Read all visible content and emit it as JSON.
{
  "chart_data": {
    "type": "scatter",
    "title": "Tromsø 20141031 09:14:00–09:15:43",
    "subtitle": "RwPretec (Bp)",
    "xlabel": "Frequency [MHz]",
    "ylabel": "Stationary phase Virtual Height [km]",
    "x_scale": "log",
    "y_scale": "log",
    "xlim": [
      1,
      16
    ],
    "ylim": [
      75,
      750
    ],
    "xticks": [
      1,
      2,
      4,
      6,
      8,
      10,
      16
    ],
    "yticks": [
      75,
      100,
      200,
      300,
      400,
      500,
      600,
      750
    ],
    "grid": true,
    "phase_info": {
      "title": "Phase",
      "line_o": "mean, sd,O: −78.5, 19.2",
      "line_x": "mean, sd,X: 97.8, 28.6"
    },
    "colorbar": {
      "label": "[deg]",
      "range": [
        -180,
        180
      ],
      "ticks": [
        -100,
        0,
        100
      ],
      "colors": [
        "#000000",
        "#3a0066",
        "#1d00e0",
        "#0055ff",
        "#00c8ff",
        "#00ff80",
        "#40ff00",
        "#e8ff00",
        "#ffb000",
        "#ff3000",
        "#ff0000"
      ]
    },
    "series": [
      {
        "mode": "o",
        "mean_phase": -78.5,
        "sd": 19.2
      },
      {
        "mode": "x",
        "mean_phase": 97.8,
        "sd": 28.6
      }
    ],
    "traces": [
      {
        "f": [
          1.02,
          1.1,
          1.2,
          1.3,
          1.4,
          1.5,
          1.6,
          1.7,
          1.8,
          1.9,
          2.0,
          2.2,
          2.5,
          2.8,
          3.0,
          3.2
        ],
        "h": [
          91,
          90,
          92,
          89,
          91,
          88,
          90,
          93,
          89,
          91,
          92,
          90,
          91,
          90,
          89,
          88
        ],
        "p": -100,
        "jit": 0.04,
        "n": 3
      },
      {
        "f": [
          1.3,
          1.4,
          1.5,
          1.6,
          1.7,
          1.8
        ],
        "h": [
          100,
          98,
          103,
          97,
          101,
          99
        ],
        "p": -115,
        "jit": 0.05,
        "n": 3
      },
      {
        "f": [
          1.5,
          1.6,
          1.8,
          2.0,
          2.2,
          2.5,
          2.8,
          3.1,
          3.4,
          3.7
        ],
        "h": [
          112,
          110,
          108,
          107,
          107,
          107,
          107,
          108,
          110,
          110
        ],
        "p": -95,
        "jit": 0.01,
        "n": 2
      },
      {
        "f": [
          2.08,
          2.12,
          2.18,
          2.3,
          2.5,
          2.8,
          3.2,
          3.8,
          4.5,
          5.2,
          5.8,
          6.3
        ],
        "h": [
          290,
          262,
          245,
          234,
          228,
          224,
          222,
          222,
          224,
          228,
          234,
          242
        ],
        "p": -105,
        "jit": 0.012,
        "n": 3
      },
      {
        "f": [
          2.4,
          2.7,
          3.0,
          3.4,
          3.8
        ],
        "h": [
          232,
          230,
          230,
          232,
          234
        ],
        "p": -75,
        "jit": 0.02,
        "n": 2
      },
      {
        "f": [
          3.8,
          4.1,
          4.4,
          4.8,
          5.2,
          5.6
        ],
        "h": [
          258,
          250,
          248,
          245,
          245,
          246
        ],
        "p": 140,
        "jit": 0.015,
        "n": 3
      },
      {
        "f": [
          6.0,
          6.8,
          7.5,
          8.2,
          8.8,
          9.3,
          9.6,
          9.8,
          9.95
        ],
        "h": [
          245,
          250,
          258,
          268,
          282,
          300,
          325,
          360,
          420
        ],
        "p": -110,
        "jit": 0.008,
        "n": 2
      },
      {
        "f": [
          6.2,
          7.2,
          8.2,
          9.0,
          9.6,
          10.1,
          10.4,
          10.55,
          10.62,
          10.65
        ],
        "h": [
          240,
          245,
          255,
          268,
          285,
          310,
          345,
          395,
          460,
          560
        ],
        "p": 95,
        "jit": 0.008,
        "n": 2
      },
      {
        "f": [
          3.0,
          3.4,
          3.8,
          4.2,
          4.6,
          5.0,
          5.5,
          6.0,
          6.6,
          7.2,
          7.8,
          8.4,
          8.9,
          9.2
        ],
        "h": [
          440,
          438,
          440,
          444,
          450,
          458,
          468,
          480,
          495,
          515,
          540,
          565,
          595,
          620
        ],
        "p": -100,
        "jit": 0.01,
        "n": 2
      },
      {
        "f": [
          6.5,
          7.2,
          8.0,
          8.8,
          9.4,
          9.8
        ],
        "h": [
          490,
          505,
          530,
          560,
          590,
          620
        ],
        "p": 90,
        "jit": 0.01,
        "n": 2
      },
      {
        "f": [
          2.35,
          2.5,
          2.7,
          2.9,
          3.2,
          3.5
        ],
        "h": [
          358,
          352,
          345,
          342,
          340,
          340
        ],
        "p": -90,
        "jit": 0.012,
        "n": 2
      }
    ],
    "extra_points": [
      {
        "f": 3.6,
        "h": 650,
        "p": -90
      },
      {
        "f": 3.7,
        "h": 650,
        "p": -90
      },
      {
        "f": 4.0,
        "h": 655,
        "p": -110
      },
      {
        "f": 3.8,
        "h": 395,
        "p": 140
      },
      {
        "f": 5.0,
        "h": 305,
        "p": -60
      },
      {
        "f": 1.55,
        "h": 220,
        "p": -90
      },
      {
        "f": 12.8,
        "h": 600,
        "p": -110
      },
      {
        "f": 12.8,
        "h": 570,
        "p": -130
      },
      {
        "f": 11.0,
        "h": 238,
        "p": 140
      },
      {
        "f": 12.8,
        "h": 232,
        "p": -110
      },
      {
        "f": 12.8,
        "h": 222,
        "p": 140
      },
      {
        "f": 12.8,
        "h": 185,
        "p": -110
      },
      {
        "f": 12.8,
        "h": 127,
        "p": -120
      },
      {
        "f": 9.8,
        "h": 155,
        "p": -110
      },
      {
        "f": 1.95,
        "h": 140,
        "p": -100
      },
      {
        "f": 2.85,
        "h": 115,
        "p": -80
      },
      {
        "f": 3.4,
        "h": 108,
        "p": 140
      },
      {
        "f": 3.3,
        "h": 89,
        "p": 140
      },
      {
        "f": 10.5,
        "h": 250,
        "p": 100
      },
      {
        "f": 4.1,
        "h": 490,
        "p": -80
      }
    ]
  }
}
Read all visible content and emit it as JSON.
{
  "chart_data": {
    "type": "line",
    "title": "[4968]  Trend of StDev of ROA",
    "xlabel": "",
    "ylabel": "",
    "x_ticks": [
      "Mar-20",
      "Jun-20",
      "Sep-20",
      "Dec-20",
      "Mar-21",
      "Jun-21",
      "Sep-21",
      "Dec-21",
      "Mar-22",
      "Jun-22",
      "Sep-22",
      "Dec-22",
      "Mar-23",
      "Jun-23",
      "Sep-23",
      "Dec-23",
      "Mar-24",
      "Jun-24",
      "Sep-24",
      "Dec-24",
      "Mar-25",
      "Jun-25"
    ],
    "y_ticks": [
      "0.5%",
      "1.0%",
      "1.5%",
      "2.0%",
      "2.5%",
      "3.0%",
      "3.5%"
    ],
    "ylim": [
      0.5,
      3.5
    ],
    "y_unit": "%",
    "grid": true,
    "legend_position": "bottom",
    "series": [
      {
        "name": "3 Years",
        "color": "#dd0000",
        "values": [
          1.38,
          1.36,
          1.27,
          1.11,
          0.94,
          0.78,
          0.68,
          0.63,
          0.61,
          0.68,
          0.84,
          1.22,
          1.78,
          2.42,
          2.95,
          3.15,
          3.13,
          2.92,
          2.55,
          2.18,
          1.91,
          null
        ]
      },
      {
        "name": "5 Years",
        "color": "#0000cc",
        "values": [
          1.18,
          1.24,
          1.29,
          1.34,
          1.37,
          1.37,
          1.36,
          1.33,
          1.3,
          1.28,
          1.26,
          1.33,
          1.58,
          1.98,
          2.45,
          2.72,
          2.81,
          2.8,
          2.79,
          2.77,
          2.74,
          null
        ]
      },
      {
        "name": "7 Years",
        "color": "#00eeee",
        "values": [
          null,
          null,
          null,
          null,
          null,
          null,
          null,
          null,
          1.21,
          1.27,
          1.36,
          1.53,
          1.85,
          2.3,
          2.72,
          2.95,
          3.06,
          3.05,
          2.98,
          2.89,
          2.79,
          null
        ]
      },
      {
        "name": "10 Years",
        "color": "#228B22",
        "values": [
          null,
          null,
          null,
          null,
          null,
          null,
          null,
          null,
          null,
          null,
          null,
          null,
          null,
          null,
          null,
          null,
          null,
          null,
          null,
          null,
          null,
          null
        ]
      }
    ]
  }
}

━━━━━━━━━━━━━━━━

Copy each line of the listing that includes "ylabel".

    "ylabel": "Stationary phase Virtual Height [km]",
    "ylabel": "",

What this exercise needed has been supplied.